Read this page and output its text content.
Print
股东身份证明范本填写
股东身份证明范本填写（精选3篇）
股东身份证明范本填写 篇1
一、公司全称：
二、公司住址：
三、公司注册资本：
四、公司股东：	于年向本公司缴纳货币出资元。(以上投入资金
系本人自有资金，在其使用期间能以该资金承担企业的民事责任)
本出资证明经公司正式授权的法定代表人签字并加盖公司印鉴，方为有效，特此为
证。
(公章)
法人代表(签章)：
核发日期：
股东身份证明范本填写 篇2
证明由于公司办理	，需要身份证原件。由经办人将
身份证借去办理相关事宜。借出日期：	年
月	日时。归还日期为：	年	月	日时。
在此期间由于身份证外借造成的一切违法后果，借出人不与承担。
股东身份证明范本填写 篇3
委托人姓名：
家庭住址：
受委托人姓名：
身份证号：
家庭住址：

========

*Given problem*:
Give an exact copy of all the data shown above.

*Response*:
Read this page and output its text content.
Print
股东身份证明范本填写
股东身份证明范本填写（精选3篇）
股东身份证明范本填写 篇1
一、公司全称：
二、公司住址：
三、公司注册资本：
四、公司股东：	于年向本公司缴纳货币出资元。(以上投入资金
系本人自有资金，在其使用期间能以该资金承担企业的民事责任)
本出资证明经公司正式授权的法定代表人签字并加盖公司印鉴，方为有效，特此为
证。
(公章)
法人代表(签章)：
核发日期：
股东身份证明范本填写 篇2
证明由于公司办理	，需要身份证原件。由经办人将
身份证借去办理相关事宜。借出日期：	年
月	日时。归还日期为：	年	月	日时。
在此期间由于身份证外借造成的一切违法后果，借出人不与承担。
股东身份证明范本填写 篇3
委托人姓名：
家庭住址：
受委托人姓名：
身份证号：
家庭住址：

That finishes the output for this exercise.